*Instructions to follow:* Check each line below for the word "name", and copy those that have it.

*Records supplied:*
-*-*-

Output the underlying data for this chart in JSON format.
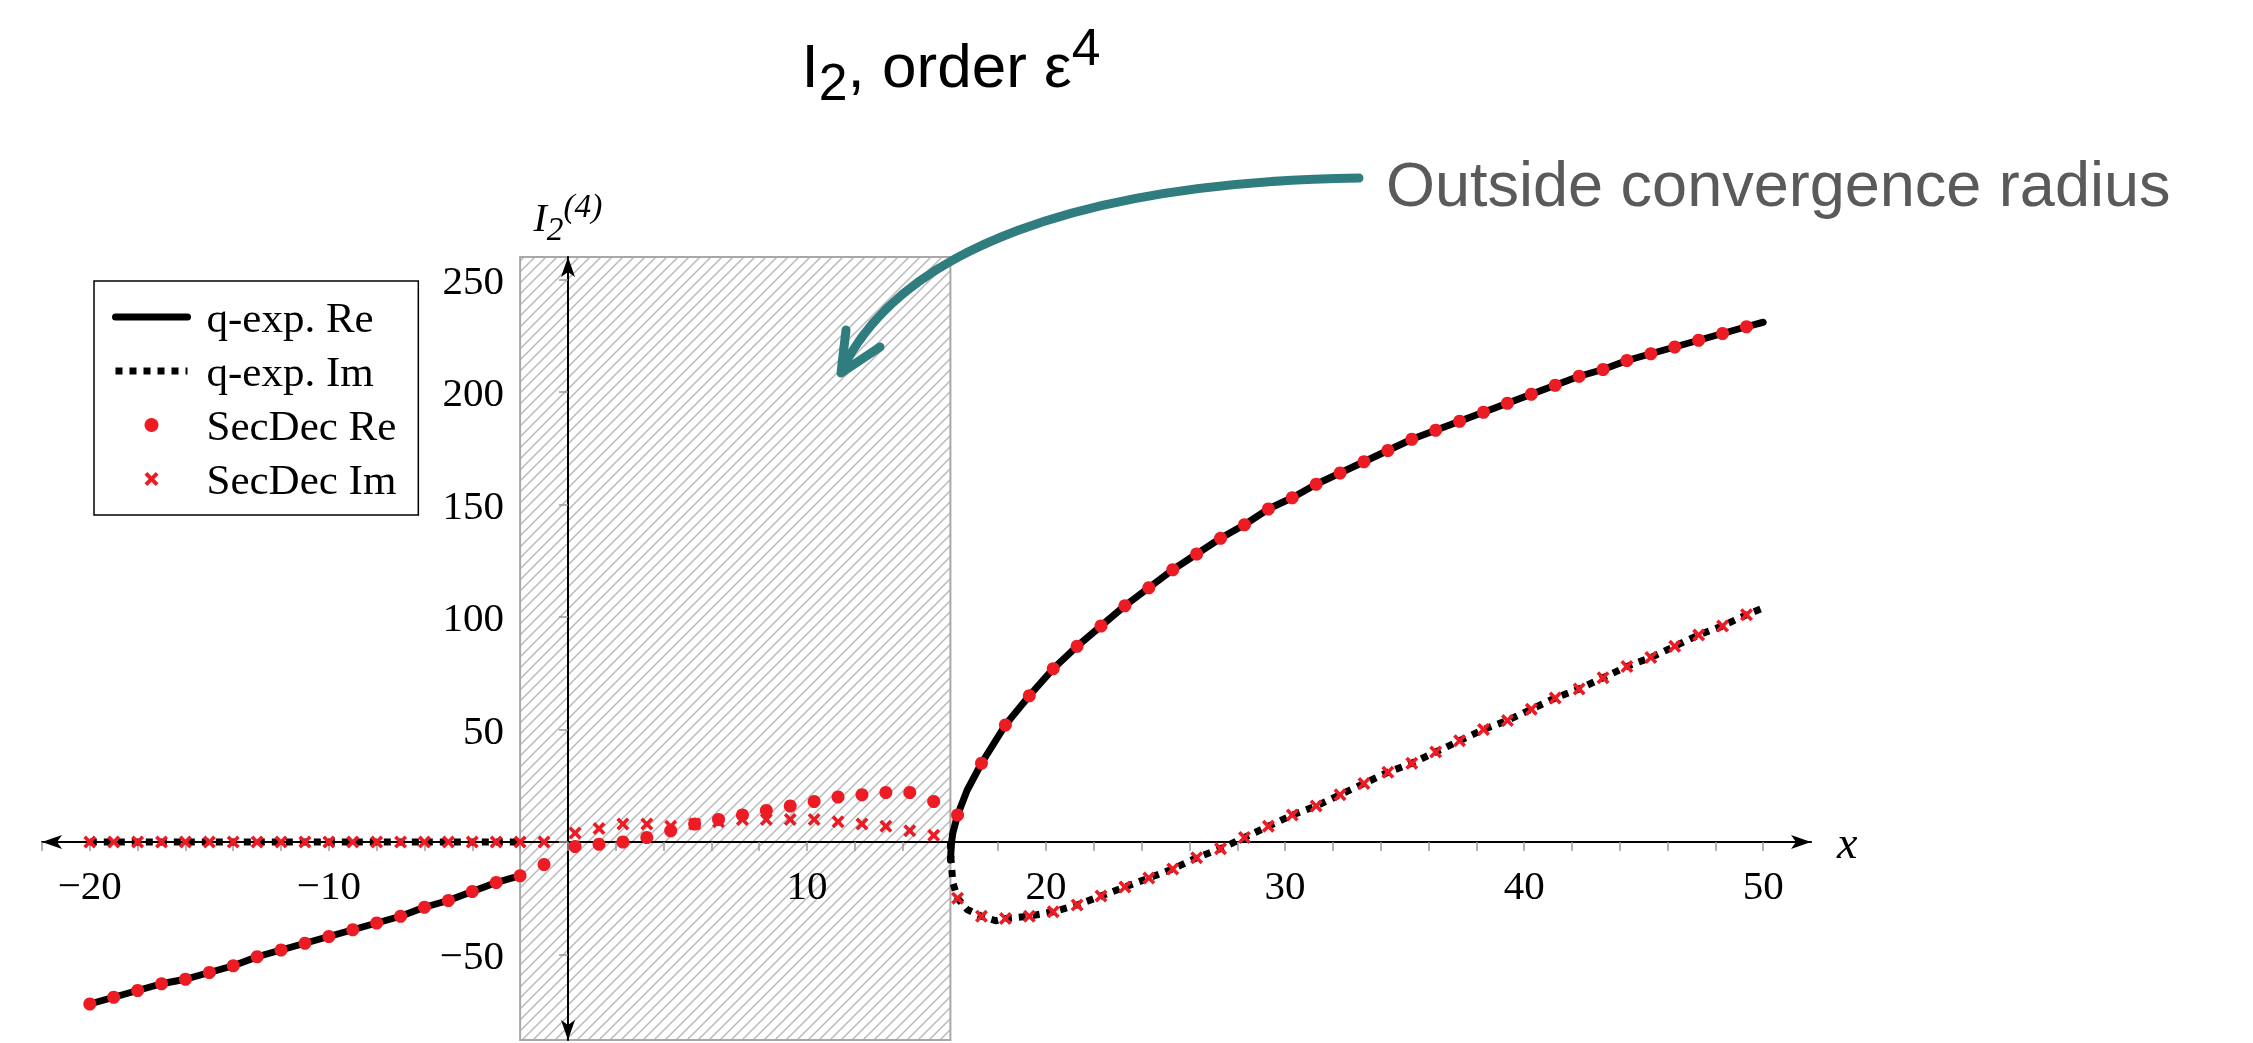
{
  "chart_data": {
    "type": "line",
    "title": "I$_{2}$, order ε$^{4}$",
    "xlabel": "x",
    "ylabel": "I$_{2}$$^{(4)}$",
    "xlim": [
      -22,
      52
    ],
    "ylim": [
      -88,
      260
    ],
    "xticks": [
      {
        "value": -22,
        "label": null
      },
      {
        "value": -20,
        "label": "−20"
      },
      {
        "value": -18,
        "label": null
      },
      {
        "value": -16,
        "label": null
      },
      {
        "value": -14,
        "label": null
      },
      {
        "value": -12,
        "label": null
      },
      {
        "value": -10,
        "label": "−10"
      },
      {
        "value": -8,
        "label": null
      },
      {
        "value": -6,
        "label": null
      },
      {
        "value": -4,
        "label": null
      },
      {
        "value": -2,
        "label": null
      },
      {
        "value": 0,
        "label": null
      },
      {
        "value": 2,
        "label": null
      },
      {
        "value": 4,
        "label": null
      },
      {
        "value": 6,
        "label": null
      },
      {
        "value": 8,
        "label": null
      },
      10,
      {
        "value": 12,
        "label": null
      },
      {
        "value": 14,
        "label": null
      },
      {
        "value": 16,
        "label": null
      },
      {
        "value": 18,
        "label": null
      },
      20,
      {
        "value": 22,
        "label": null
      },
      {
        "value": 24,
        "label": null
      },
      {
        "value": 26,
        "label": null
      },
      {
        "value": 28,
        "label": null
      },
      30,
      {
        "value": 32,
        "label": null
      },
      {
        "value": 34,
        "label": null
      },
      {
        "value": 36,
        "label": null
      },
      {
        "value": 38,
        "label": null
      },
      40,
      {
        "value": 42,
        "label": null
      },
      {
        "value": 44,
        "label": null
      },
      {
        "value": 46,
        "label": null
      },
      {
        "value": 48,
        "label": null
      },
      50
    ],
    "yticks": [
      {
        "value": -50,
        "label": "−50"
      },
      {
        "value": 0,
        "label": null
      },
      50,
      100,
      150,
      200,
      250
    ],
    "legend": "top left",
    "bands": [
      {
        "axis": "x",
        "from": -2,
        "to": 16,
        "label": "Outside convergence radius",
        "color": "#a8a8a8"
      }
    ],
    "series": [
      {
        "name": "q-exp. Re",
        "type": "line",
        "color": "#000000",
        "line_style": "solid",
        "marker": "none",
        "x": [
          -20,
          -19,
          -18,
          -17,
          -16,
          -15,
          -14,
          -13,
          -12,
          -11,
          -10,
          -9,
          -8,
          -7,
          -6,
          -5,
          -4,
          -3,
          -2,
          -1,
          16,
          16.05,
          16.1,
          16.3,
          16.7,
          17.3,
          18.3,
          19.3,
          20.3,
          21.3,
          22.3,
          23.3,
          24.3,
          25.3,
          26.3,
          27.3,
          28.3,
          29.3,
          30.3,
          31.3,
          32.3,
          33.3,
          34.3,
          35.3,
          36.3,
          37.3,
          38.3,
          39.3,
          40.3,
          41.3,
          42.3,
          43.3,
          44.3,
          45.3,
          46.3,
          47.3,
          48.3,
          49.3,
          50
        ],
        "values": [
          -72,
          -69,
          -66,
          -63,
          -61,
          -58,
          -55,
          -51,
          -48,
          -45,
          -42,
          -39,
          -36,
          -33,
          -29,
          -26,
          -22,
          -18,
          -15,
          null,
          -8,
          0,
          4,
          12,
          23,
          35,
          52,
          65,
          77,
          87,
          96,
          105,
          113,
          121,
          128,
          135,
          141,
          148,
          153,
          159,
          164,
          169,
          174,
          179,
          183,
          187,
          191,
          195,
          199,
          203,
          207,
          210,
          214,
          217,
          220,
          223,
          226,
          229,
          231
        ]
      },
      {
        "name": "q-exp. Im",
        "type": "line",
        "color": "#000000",
        "line_style": "dotted",
        "marker": "none",
        "x": [
          -20,
          -2,
          -1,
          16,
          16.03,
          16.1,
          16.3,
          16.7,
          17.3,
          17.9,
          18.3,
          19.3,
          20.3,
          21.3,
          22.3,
          23.3,
          24.3,
          25.3,
          26.3,
          27.3,
          28.3,
          29.3,
          30.3,
          31.3,
          32.3,
          33.3,
          34.3,
          35.3,
          36.3,
          37.3,
          38.3,
          39.3,
          40.3,
          41.3,
          42.3,
          43.3,
          44.3,
          45.3,
          46.3,
          47.3,
          48.3,
          49.3,
          50
        ],
        "values": [
          0,
          0,
          null,
          0,
          -8,
          -18,
          -25,
          -30,
          -33,
          -35,
          -34,
          -33,
          -31,
          -28,
          -24,
          -20,
          -16,
          -12,
          -7,
          -3,
          2,
          7,
          12,
          16,
          21,
          26,
          31,
          35,
          40,
          45,
          50,
          54,
          59,
          64,
          68,
          73,
          78,
          82,
          87,
          92,
          96,
          101,
          104
        ]
      },
      {
        "name": "SecDec Re",
        "type": "scatter",
        "color": "#ed1c24",
        "marker": "circle",
        "x": [
          -20,
          -19,
          -18,
          -17,
          -16,
          -15,
          -14,
          -13,
          -12,
          -11,
          -10,
          -9,
          -8,
          -7,
          -6,
          -5,
          -4,
          -3,
          -2,
          -1,
          0.3,
          1.3,
          2.3,
          3.3,
          4.3,
          5.3,
          6.3,
          7.3,
          8.3,
          9.3,
          10.3,
          11.3,
          12.3,
          13.3,
          14.3,
          15.3,
          16.3,
          17.3,
          18.3,
          19.3,
          20.3,
          21.3,
          22.3,
          23.3,
          24.3,
          25.3,
          26.3,
          27.3,
          28.3,
          29.3,
          30.3,
          31.3,
          32.3,
          33.3,
          34.3,
          35.3,
          36.3,
          37.3,
          38.3,
          39.3,
          40.3,
          41.3,
          42.3,
          43.3,
          44.3,
          45.3,
          46.3,
          47.3,
          48.3,
          49.3
        ],
        "values": [
          -72,
          -69,
          -66,
          -63,
          -61,
          -58,
          -55,
          -51,
          -48,
          -45,
          -42,
          -39,
          -36,
          -33,
          -29,
          -26,
          -22,
          -18,
          -15,
          -10,
          -2,
          -1,
          0,
          2,
          5,
          8,
          10,
          12,
          14,
          16,
          18,
          20,
          21,
          22,
          22,
          18,
          12,
          35,
          52,
          65,
          77,
          87,
          96,
          105,
          113,
          121,
          128,
          135,
          141,
          148,
          153,
          159,
          164,
          169,
          174,
          179,
          183,
          187,
          191,
          195,
          199,
          203,
          207,
          210,
          214,
          217,
          220,
          223,
          226,
          229
        ]
      },
      {
        "name": "SecDec Im",
        "type": "scatter",
        "color": "#ed1c24",
        "marker": "cross",
        "x": [
          -20,
          -19,
          -18,
          -17,
          -16,
          -15,
          -14,
          -13,
          -12,
          -11,
          -10,
          -9,
          -8,
          -7,
          -6,
          -5,
          -4,
          -3,
          -2,
          -1,
          0.3,
          1.3,
          2.3,
          3.3,
          4.3,
          5.3,
          6.3,
          7.3,
          8.3,
          9.3,
          10.3,
          11.3,
          12.3,
          13.3,
          14.3,
          15.3,
          16.3,
          17.3,
          18.3,
          19.3,
          20.3,
          21.3,
          22.3,
          23.3,
          24.3,
          25.3,
          26.3,
          27.3,
          28.3,
          29.3,
          30.3,
          31.3,
          32.3,
          33.3,
          34.3,
          35.3,
          36.3,
          37.3,
          38.3,
          39.3,
          40.3,
          41.3,
          42.3,
          43.3,
          44.3,
          45.3,
          46.3,
          47.3,
          48.3,
          49.3
        ],
        "values": [
          0,
          0,
          0,
          0,
          0,
          0,
          0,
          0,
          0,
          0,
          0,
          0,
          0,
          0,
          0,
          0,
          0,
          0,
          0,
          0,
          4,
          6,
          8,
          8,
          7,
          8,
          9,
          10,
          10,
          10,
          10,
          9,
          8,
          7,
          5,
          3,
          -25,
          -33,
          -34,
          -33,
          -31,
          -28,
          -24,
          -20,
          -16,
          -12,
          -7,
          -3,
          2,
          7,
          12,
          16,
          21,
          26,
          31,
          35,
          40,
          45,
          50,
          54,
          59,
          64,
          68,
          73,
          78,
          82,
          87,
          92,
          96,
          101
        ]
      }
    ]
  }
}
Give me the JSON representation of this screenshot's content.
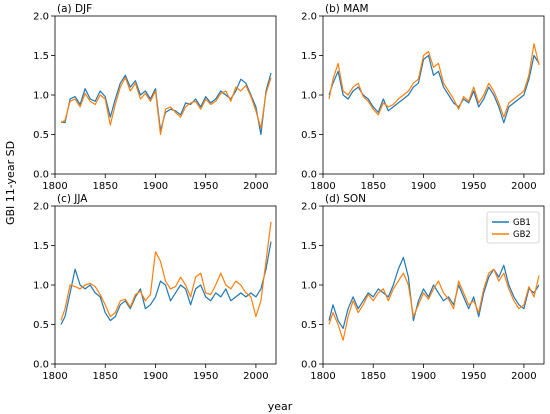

-*-*-

*Exercise answer:*
        "name": "q-exp. Re",
        "name": "q-exp. Im",
        "name": "SecDec Re",
        "name": "SecDec Im",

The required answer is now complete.